• **Given problem**
Go through the listing below and list every line with "DELIVERY".

(A block of data)
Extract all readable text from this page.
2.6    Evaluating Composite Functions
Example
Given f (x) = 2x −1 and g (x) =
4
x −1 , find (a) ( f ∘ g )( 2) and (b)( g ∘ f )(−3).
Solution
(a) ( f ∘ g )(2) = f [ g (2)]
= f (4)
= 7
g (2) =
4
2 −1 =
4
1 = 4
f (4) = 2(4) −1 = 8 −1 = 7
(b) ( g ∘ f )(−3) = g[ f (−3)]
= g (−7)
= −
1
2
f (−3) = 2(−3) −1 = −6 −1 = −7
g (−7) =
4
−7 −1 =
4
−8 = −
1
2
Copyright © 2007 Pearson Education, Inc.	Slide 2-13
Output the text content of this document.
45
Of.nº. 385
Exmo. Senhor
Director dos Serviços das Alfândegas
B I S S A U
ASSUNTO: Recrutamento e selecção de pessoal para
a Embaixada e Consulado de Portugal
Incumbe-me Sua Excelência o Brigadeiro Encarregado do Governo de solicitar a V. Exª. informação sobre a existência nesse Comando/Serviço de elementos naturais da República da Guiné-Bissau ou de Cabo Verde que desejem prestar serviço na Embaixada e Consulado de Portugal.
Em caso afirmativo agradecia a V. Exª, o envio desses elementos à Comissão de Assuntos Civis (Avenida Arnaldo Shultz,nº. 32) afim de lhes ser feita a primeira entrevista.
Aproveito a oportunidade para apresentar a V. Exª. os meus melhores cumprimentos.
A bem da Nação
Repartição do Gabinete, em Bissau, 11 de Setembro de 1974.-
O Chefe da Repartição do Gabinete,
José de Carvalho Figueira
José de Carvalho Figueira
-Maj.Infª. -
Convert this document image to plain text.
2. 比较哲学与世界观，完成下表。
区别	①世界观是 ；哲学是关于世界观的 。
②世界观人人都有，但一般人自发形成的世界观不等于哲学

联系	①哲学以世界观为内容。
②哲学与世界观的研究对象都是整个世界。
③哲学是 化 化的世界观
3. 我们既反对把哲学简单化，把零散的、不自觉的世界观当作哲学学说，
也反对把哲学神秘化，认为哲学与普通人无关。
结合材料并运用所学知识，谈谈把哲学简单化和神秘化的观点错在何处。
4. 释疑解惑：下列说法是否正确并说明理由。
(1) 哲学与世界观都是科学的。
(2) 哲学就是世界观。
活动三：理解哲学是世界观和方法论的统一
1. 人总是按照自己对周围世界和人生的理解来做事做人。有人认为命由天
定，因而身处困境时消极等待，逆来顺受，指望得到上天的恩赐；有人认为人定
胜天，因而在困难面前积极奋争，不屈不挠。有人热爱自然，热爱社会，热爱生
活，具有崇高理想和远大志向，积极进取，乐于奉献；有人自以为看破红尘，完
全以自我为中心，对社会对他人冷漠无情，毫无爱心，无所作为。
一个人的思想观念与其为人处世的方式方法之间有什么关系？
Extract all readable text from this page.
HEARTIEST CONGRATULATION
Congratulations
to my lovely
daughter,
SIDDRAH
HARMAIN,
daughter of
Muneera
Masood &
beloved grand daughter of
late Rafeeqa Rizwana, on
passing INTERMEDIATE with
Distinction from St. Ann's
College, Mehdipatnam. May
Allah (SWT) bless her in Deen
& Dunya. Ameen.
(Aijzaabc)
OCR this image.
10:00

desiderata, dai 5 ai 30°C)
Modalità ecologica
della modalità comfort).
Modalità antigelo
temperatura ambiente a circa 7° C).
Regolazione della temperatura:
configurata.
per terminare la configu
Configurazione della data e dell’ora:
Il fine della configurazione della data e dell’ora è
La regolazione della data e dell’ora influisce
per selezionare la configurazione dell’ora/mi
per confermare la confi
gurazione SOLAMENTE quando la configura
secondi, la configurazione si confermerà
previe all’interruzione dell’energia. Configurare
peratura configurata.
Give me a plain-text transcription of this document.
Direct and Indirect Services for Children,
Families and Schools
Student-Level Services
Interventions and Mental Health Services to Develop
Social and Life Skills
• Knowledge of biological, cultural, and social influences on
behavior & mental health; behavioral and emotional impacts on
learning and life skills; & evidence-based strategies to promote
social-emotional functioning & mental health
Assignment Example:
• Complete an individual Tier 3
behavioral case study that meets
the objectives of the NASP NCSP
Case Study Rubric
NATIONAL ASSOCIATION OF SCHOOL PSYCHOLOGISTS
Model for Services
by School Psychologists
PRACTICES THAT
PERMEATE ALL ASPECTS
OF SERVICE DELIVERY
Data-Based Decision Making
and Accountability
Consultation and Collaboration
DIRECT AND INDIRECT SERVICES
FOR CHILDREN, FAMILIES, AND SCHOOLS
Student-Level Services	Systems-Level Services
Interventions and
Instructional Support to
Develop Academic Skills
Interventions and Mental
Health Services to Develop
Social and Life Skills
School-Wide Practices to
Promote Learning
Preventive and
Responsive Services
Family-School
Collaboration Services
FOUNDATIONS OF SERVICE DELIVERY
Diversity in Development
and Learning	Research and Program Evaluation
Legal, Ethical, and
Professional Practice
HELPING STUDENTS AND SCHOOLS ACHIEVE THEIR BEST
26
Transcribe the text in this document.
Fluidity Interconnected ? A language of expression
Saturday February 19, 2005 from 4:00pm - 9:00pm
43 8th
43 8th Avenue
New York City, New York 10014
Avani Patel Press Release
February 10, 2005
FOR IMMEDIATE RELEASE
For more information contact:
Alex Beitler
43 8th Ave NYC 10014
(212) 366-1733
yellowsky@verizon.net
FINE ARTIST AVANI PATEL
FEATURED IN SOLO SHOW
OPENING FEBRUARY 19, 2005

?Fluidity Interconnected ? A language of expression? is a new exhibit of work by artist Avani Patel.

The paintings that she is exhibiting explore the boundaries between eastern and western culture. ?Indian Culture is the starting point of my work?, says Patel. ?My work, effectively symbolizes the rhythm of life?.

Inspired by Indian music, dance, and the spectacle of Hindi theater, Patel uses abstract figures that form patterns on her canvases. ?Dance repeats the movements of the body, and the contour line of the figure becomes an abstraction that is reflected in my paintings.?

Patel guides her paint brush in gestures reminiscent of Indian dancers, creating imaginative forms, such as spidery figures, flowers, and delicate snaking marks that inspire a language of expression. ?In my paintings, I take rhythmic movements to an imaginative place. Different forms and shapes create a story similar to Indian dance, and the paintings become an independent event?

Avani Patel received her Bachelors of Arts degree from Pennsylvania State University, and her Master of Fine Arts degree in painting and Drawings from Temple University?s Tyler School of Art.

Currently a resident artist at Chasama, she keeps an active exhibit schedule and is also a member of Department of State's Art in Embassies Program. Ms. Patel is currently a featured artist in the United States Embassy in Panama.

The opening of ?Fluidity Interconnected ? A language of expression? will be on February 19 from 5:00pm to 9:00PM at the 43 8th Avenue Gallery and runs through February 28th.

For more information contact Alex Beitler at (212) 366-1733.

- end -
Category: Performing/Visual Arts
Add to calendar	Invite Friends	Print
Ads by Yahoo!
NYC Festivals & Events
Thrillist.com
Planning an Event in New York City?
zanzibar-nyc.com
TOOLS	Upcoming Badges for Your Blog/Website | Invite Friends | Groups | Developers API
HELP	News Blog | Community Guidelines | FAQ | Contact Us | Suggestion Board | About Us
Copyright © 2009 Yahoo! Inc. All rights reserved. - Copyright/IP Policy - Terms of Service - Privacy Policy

• **Expected answer**
OF SERVICE DELIVERY
FOUNDATIONS OF SERVICE DELIVERY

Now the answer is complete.